--- What the task requires ---
Set down the full listing exactly as given. Any pictures are to be left out.
##### Data in this exercise
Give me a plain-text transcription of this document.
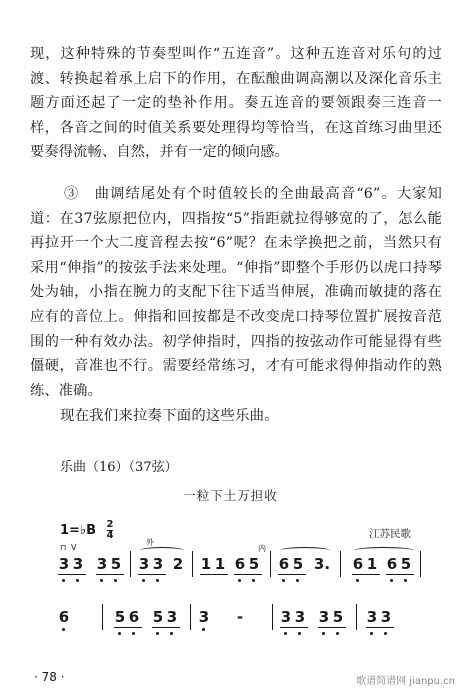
现，这种特殊的节奏型叫作“五连音”。这种五连音对乐句的过渡、转换起着承上启下的作用，在酝酿曲调高潮以及深化音乐主题方面还起了一定的垫补作用。奏五连音的要领跟奏三连音一样，各音之间的时值关系要处理得均等恰当，在这首练习曲里还要奏得流畅、自然，并有一定的倾向感。

③　曲调结尾处有个时值较长的全曲最高音“6”。大家知道：在37弦原把位内，四指按“5”指距就拉得够宽的了，怎么能再拉开一个大二度音程去按“6”呢？在未学换把之前，当然只有采用“伸指”的按弦手法来处理。“伸指”即整个手形仍以虎口持琴处为轴，小指在腕力的支配下往下适当伸展，准确而敏捷的落在应有的音位上。伸指和回按都是不改变虎口持琴位置扩展按音范围的一种有效办法。初学伸指时，四指的按弦动作可能显得有些僵硬，音准也不行。需要经常练习，才有可能求得伸指动作的熟练、准确。

现在我们来拉奏下面的这些乐曲。

乐曲（16）（37弦）
一粒下土万担收
1=♭B $\frac{2}{4}$	江苏民歌
⊓ V
外
内
3 3 3 5 3 3 2 1 1 6 5 6 5 3. 6 1 6 5
6	5 6 5 3 3 -	3 3 3 5 3 3
· 78 ·	歌谱简谱网 jianpu.cn
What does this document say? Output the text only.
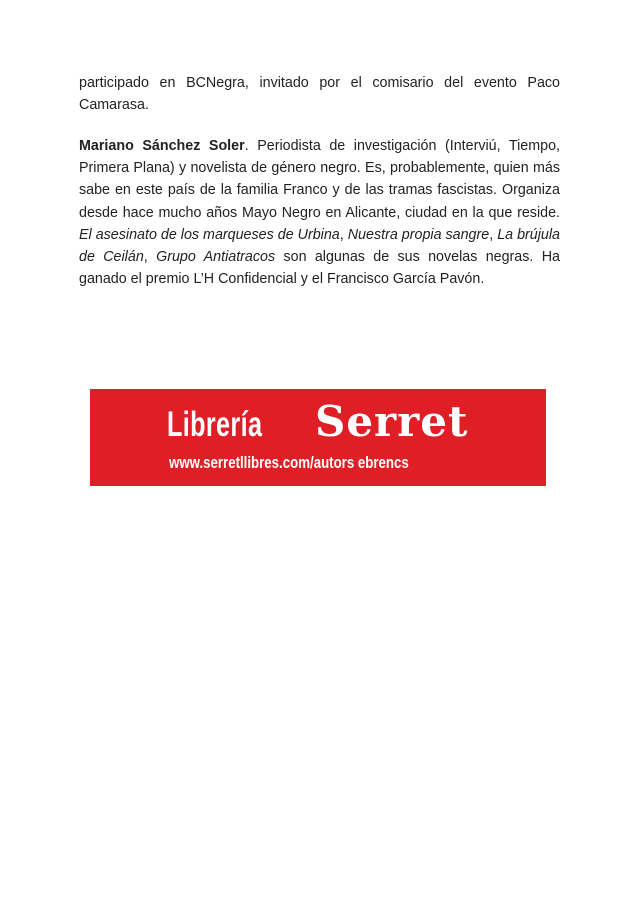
participado en BCNegra, invitado por el comisario del evento Paco Camarasa.

Mariano Sánchez Soler. Periodista de investigación (Interviú, Tiempo, Primera Plana) y novelista de género negro. Es, probablemente, quien más sabe en este país de la familia Franco y de las tramas fascistas. Organiza desde hace mucho años Mayo Negro en Alicante, ciudad en la que reside. El asesinato de los marqueses de Urbina, Nuestra propia sangre, La brújula de Ceilán, Grupo Antiatracos son algunas de sus novelas negras. Ha ganado el premio L’H Confidencial y el Francisco García Pavón.

Librería Serret
www.serretllibres.com/autors ebrencs
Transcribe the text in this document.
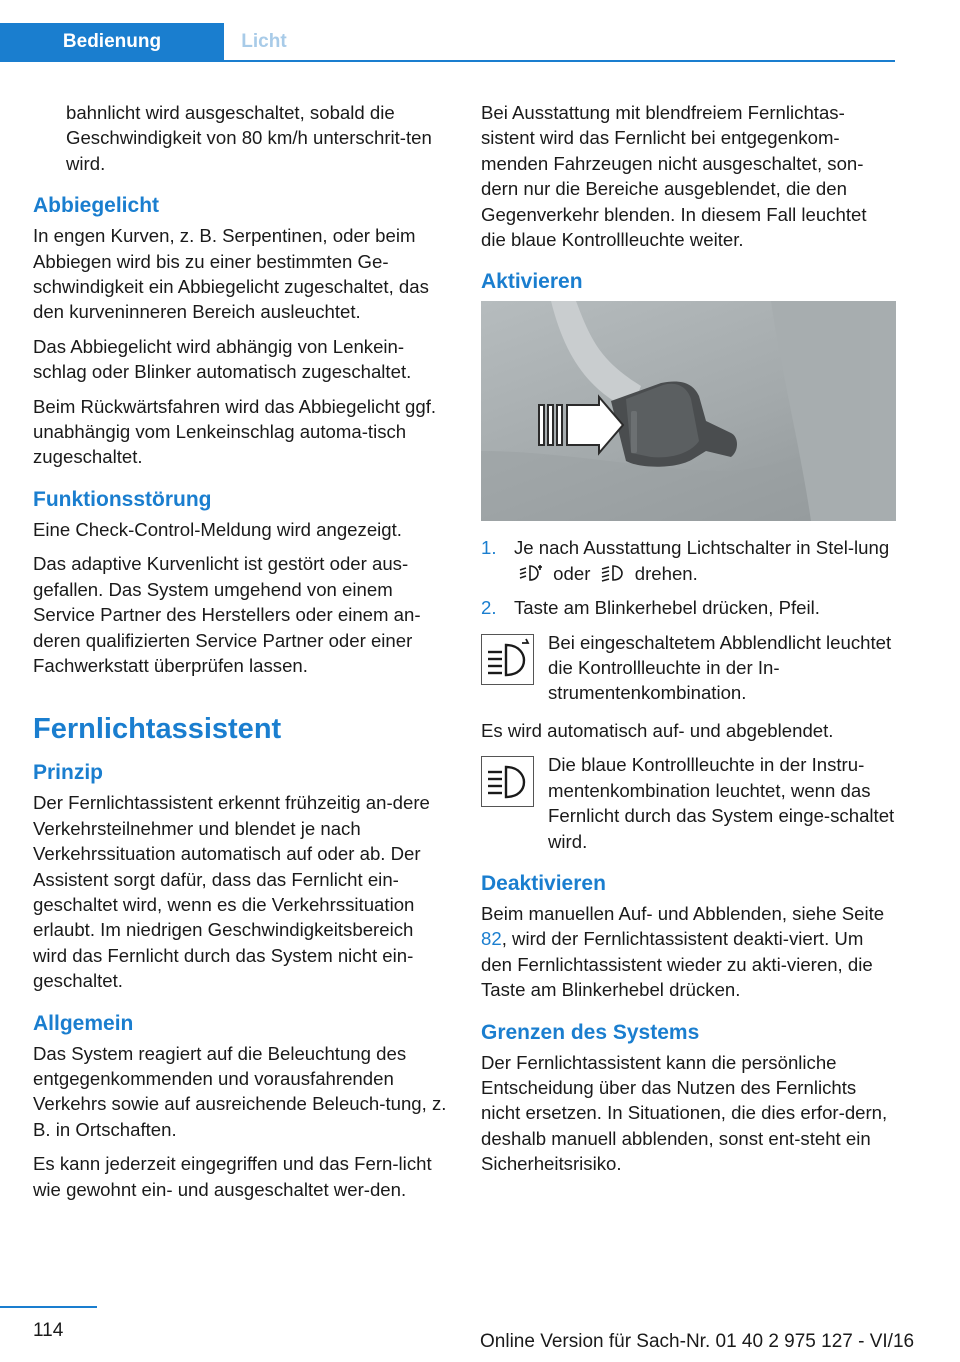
Bedienung	Licht

bahnlicht wird ausgeschaltet, sobald die Geschwindigkeit von 80 km/h unterschrit-ten wird.

Abbiegelicht

In engen Kurven, z. B. Serpentinen, oder beim Abbiegen wird bis zu einer bestimmten Ge-schwindigkeit ein Abbiegelicht zugeschaltet, das den kurveninneren Bereich ausleuchtet.

Das Abbiegelicht wird abhängig von Lenkein-schlag oder Blinker automatisch zugeschaltet.

Beim Rückwärtsfahren wird das Abbiegelicht ggf. unabhängig vom Lenkeinschlag automa-tisch zugeschaltet.

Funktionsstörung

Eine Check-Control-Meldung wird angezeigt.

Das adaptive Kurvenlicht ist gestört oder aus-gefallen. Das System umgehend von einem Service Partner des Herstellers oder einem an-deren qualifizierten Service Partner oder einer Fachwerkstatt überprüfen lassen.

Fernlichtassistent
Prinzip

Der Fernlichtassistent erkennt frühzeitig an-dere Verkehrsteilnehmer und blendet je nach Verkehrssituation automatisch auf oder ab. Der Assistent sorgt dafür, dass das Fernlicht ein-geschaltet wird, wenn es die Verkehrssituation erlaubt. Im niedrigen Geschwindigkeitsbereich wird das Fernlicht durch das System nicht ein-geschaltet.

Allgemein

Das System reagiert auf die Beleuchtung des entgegenkommenden und vorausfahrenden Verkehrs sowie auf ausreichende Beleuch-tung, z. B. in Ortschaften.

Es kann jederzeit eingegriffen und das Fern-licht wie gewohnt ein- und ausgeschaltet wer-den.

Bei Ausstattung mit blendfreiem Fernlichtas-sistent wird das Fernlicht bei entgegenkom-menden Fahrzeugen nicht ausgeschaltet, son-dern nur die Bereiche ausgeblendet, die den Gegenverkehr blenden. In diesem Fall leuchtet die blaue Kontrollleuchte weiter.

Aktivieren
1. Je nach Ausstattung Lichtschalter in Stel-lung  oder drehen.
2. Taste am Blinkerhebel drücken, Pfeil.
Bei eingeschaltetem Abblendlicht leuchtet die Kontrollleuchte in der In-strumentenkombination.

Es wird automatisch auf- und abgeblendet.

Die blaue Kontrollleuchte in der Instru-mentenkombination leuchtet, wenn das Fernlicht durch das System einge-schaltet wird.

Deaktivieren

Beim manuellen Auf- und Abblenden, siehe Seite 82, wird der Fernlichtassistent deakti-viert. Um den Fernlichtassistent wieder zu akti-vieren, die Taste am Blinkerhebel drücken.

Grenzen des Systems

Der Fernlichtassistent kann die persönliche Entscheidung über das Nutzen des Fernlichts nicht ersetzen. In Situationen, die dies erfor-dern, deshalb manuell abblenden, sonst ent-steht ein Sicherheitsrisiko.

114
Online Version für Sach-Nr. 01 40 2 975 127 - VI/16
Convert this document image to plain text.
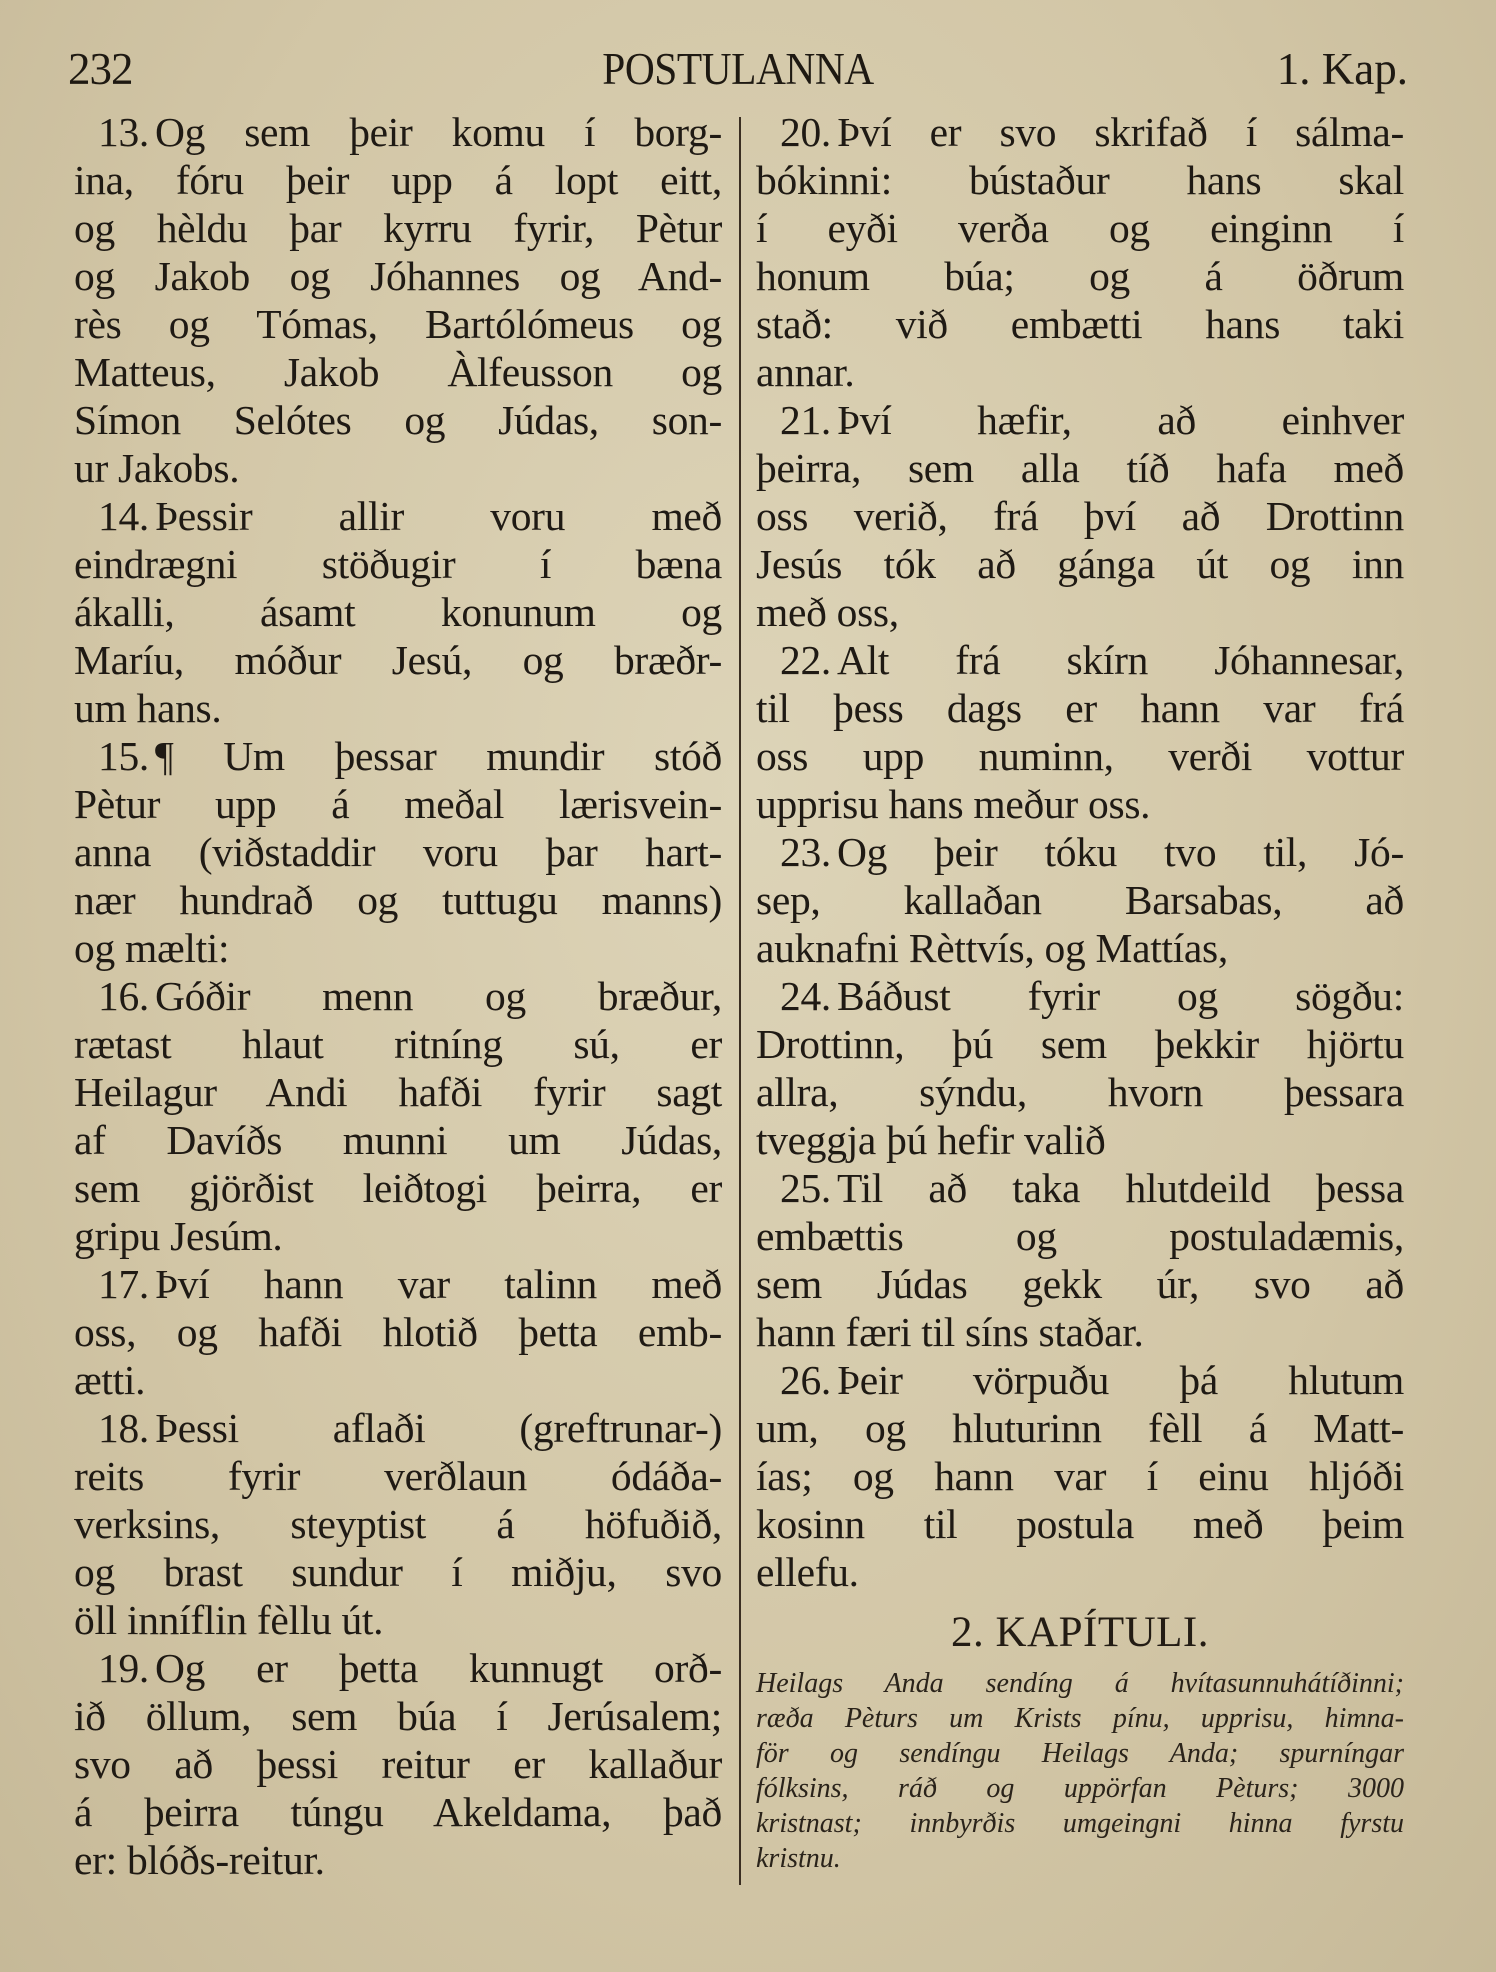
232	POSTULANNA	1. Kap.
13. Og sem þeir komu í borg-
ina, fóru þeir upp á lopt eitt,
og hèldu þar kyrru fyrir, Pètur
og Jakob og Jóhannes og And-
rès og Tómas, Bartólómeus og
Matteus, Jakob Àlfeusson og
Símon Selótes og Júdas, son-
ur Jakobs.
14. Þessir allir voru með
eindrægni stöðugir í bæna
ákalli, ásamt konunum og
Maríu, móður Jesú, og bræðr-
um hans.
15. ¶ Um þessar mundir stóð
Pètur upp á meðal lærisvein-
anna (viðstaddir voru þar hart-
nær hundrað og tuttugu manns)
og mælti:
16. Góðir menn og bræður,
rætast hlaut ritníng sú, er
Heilagur Andi hafði fyrir sagt
af Davíðs munni um Júdas,
sem gjörðist leiðtogi þeirra, er
gripu Jesúm.
17. Því hann var talinn með
oss, og hafði hlotið þetta emb-
ætti.
18. Þessi aflaði (greftrunar-)
reits fyrir verðlaun ódáða-
verksins, steyptist á höfuðið,
og brast sundur í miðju, svo
öll inníflin fèllu út.
19. Og er þetta kunnugt orð-
ið öllum, sem búa í Jerúsalem;
svo að þessi reitur er kallaður
á þeirra túngu Akeldama, það
er: blóðs-reitur.
20. Því er svo skrifað í sálma-
bókinni: bústaður hans skal
í eyði verða og einginn í
honum búa; og á öðrum
stað: við embætti hans taki
annar.
21. Því hæfir, að einhver
þeirra, sem alla tíð hafa með
oss verið, frá því að Drottinn
Jesús tók að gánga út og inn
með oss,
22. Alt frá skírn Jóhannesar,
til þess dags er hann var frá
oss upp numinn, verði vottur
upprisu hans meður oss.
23. Og þeir tóku tvo til, Jó-
sep, kallaðan Barsabas, að
auknafni Rèttvís, og Mattías,
24. Báðust fyrir og sögðu:
Drottinn, þú sem þekkir hjörtu
allra, sýndu, hvorn þessara
tveggja þú hefir valið
25. Til að taka hlutdeild þessa
embættis og postuladæmis,
sem Júdas gekk úr, svo að
hann færi til síns staðar.
26. Þeir vörpuðu þá hlutum
um, og hluturinn fèll á Matt-
ías; og hann var í einu hljóði
kosinn til postula með þeim
ellefu.
2. KAPÍTULI.
Heilags Anda sendíng á hvítasunnuhátíðinni;
ræða Pèturs um Krists pínu, upprisu, himna-
för og sendíngu Heilags Anda; spurníngar
fólksins, ráð og uppörfan Pèturs; 3000
kristnast; innbyrðis umgeingni hinna fyrstu
kristnu.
##########
--- Output of the task ---
Give me a plain-text transcription of this document.
现，这种特殊的节奏型叫作“五连音”。这种五连音对乐句的过渡、转换起着承上启下的作用，在酝酿曲调高潮以及深化音乐主题方面还起了一定的垫补作用。奏五连音的要领跟奏三连音一样，各音之间的时值关系要处理得均等恰当，在这首练习曲里还要奏得流畅、自然，并有一定的倾向感。

③　曲调结尾处有个时值较长的全曲最高音“6”。大家知道：在37弦原把位内，四指按“5”指距就拉得够宽的了，怎么能再拉开一个大二度音程去按“6”呢？在未学换把之前，当然只有采用“伸指”的按弦手法来处理。“伸指”即整个手形仍以虎口持琴处为轴，小指在腕力的支配下往下适当伸展，准确而敏捷的落在应有的音位上。伸指和回按都是不改变虎口持琴位置扩展按音范围的一种有效办法。初学伸指时，四指的按弦动作可能显得有些僵硬，音准也不行。需要经常练习，才有可能求得伸指动作的熟练、准确。

现在我们来拉奏下面的这些乐曲。

乐曲（16）（37弦）
一粒下土万担收
1=♭B $\frac{2}{4}$	江苏民歌
⊓ V
外
内
3 3 3 5 3 3 2 1 1 6 5 6 5 3. 6 1 6 5
6	5 6 5 3 3 -	3 3 3 5 3 3
· 78 ·	歌谱简谱网 jianpu.cn
What does this document say? Output the text only.
participado en BCNegra, invitado por el comisario del evento Paco Camarasa.

Mariano Sánchez Soler. Periodista de investigación (Interviú, Tiempo, Primera Plana) y novelista de género negro. Es, probablemente, quien más sabe en este país de la familia Franco y de las tramas fascistas. Organiza desde hace mucho años Mayo Negro en Alicante, ciudad en la que reside. El asesinato de los marqueses de Urbina, Nuestra propia sangre, La brújula de Ceilán, Grupo Antiatracos son algunas de sus novelas negras. Ha ganado el premio L’H Confidencial y el Francisco García Pavón.

Librería Serret
www.serretllibres.com/autors ebrencs
Transcribe the text in this document.
Bedienung	Licht

bahnlicht wird ausgeschaltet, sobald die Geschwindigkeit von 80 km/h unterschrit-ten wird.

Abbiegelicht

In engen Kurven, z. B. Serpentinen, oder beim Abbiegen wird bis zu einer bestimmten Ge-schwindigkeit ein Abbiegelicht zugeschaltet, das den kurveninneren Bereich ausleuchtet.

Das Abbiegelicht wird abhängig von Lenkein-schlag oder Blinker automatisch zugeschaltet.

Beim Rückwärtsfahren wird das Abbiegelicht ggf. unabhängig vom Lenkeinschlag automa-tisch zugeschaltet.

Funktionsstörung

Eine Check-Control-Meldung wird angezeigt.

Das adaptive Kurvenlicht ist gestört oder aus-gefallen. Das System umgehend von einem Service Partner des Herstellers oder einem an-deren qualifizierten Service Partner oder einer Fachwerkstatt überprüfen lassen.

Fernlichtassistent
Prinzip

Der Fernlichtassistent erkennt frühzeitig an-dere Verkehrsteilnehmer und blendet je nach Verkehrssituation automatisch auf oder ab. Der Assistent sorgt dafür, dass das Fernlicht ein-geschaltet wird, wenn es die Verkehrssituation erlaubt. Im niedrigen Geschwindigkeitsbereich wird das Fernlicht durch das System nicht ein-geschaltet.

Allgemein

Das System reagiert auf die Beleuchtung des entgegenkommenden und vorausfahrenden Verkehrs sowie auf ausreichende Beleuch-tung, z. B. in Ortschaften.

Es kann jederzeit eingegriffen und das Fern-licht wie gewohnt ein- und ausgeschaltet wer-den.

Bei Ausstattung mit blendfreiem Fernlichtas-sistent wird das Fernlicht bei entgegenkom-menden Fahrzeugen nicht ausgeschaltet, son-dern nur die Bereiche ausgeblendet, die den Gegenverkehr blenden. In diesem Fall leuchtet die blaue Kontrollleuchte weiter.

Aktivieren
1. Je nach Ausstattung Lichtschalter in Stel-lung  oder drehen.
2. Taste am Blinkerhebel drücken, Pfeil.
Bei eingeschaltetem Abblendlicht leuchtet die Kontrollleuchte in der In-strumentenkombination.

Es wird automatisch auf- und abgeblendet.

Die blaue Kontrollleuchte in der Instru-mentenkombination leuchtet, wenn das Fernlicht durch das System einge-schaltet wird.

Deaktivieren

Beim manuellen Auf- und Abblenden, siehe Seite 82, wird der Fernlichtassistent deakti-viert. Um den Fernlichtassistent wieder zu akti-vieren, die Taste am Blinkerhebel drücken.

Grenzen des Systems

Der Fernlichtassistent kann die persönliche Entscheidung über das Nutzen des Fernlichts nicht ersetzen. In Situationen, die dies erfor-dern, deshalb manuell abblenden, sonst ent-steht ein Sicherheitsrisiko.

114
Online Version für Sach-Nr. 01 40 2 975 127 - VI/16
Convert this document image to plain text.
232	POSTULANNA	1. Kap.
13. Og sem þeir komu í borg-
ina, fóru þeir upp á lopt eitt,
og hèldu þar kyrru fyrir, Pètur
og Jakob og Jóhannes og And-
rès og Tómas, Bartólómeus og
Matteus, Jakob Àlfeusson og
Símon Selótes og Júdas, son-
ur Jakobs.
14. Þessir allir voru með
eindrægni stöðugir í bæna
ákalli, ásamt konunum og
Maríu, móður Jesú, og bræðr-
um hans.
15. ¶ Um þessar mundir stóð
Pètur upp á meðal lærisvein-
anna (viðstaddir voru þar hart-
nær hundrað og tuttugu manns)
og mælti:
16. Góðir menn og bræður,
rætast hlaut ritníng sú, er
Heilagur Andi hafði fyrir sagt
af Davíðs munni um Júdas,
sem gjörðist leiðtogi þeirra, er
gripu Jesúm.
17. Því hann var talinn með
oss, og hafði hlotið þetta emb-
ætti.
18. Þessi aflaði (greftrunar-)
reits fyrir verðlaun ódáða-
verksins, steyptist á höfuðið,
og brast sundur í miðju, svo
öll inníflin fèllu út.
19. Og er þetta kunnugt orð-
ið öllum, sem búa í Jerúsalem;
svo að þessi reitur er kallaður
á þeirra túngu Akeldama, það
er: blóðs-reitur.
20. Því er svo skrifað í sálma-
bókinni: bústaður hans skal
í eyði verða og einginn í
honum búa; og á öðrum
stað: við embætti hans taki
annar.
21. Því hæfir, að einhver
þeirra, sem alla tíð hafa með
oss verið, frá því að Drottinn
Jesús tók að gánga út og inn
með oss,
22. Alt frá skírn Jóhannesar,
til þess dags er hann var frá
oss upp numinn, verði vottur
upprisu hans meður oss.
23. Og þeir tóku tvo til, Jó-
sep, kallaðan Barsabas, að
auknafni Rèttvís, og Mattías,
24. Báðust fyrir og sögðu:
Drottinn, þú sem þekkir hjörtu
allra, sýndu, hvorn þessara
tveggja þú hefir valið
25. Til að taka hlutdeild þessa
embættis og postuladæmis,
sem Júdas gekk úr, svo að
hann færi til síns staðar.
26. Þeir vörpuðu þá hlutum
um, og hluturinn fèll á Matt-
ías; og hann var í einu hljóði
kosinn til postula með þeim
ellefu.
2. KAPÍTULI.
Heilags Anda sendíng á hvítasunnuhátíðinni;
ræða Pèturs um Krists pínu, upprisu, himna-
för og sendíngu Heilags Anda; spurníngar
fólksins, ráð og uppörfan Pèturs; 3000
kristnast; innbyrðis umgeingni hinna fyrstu
kristnu.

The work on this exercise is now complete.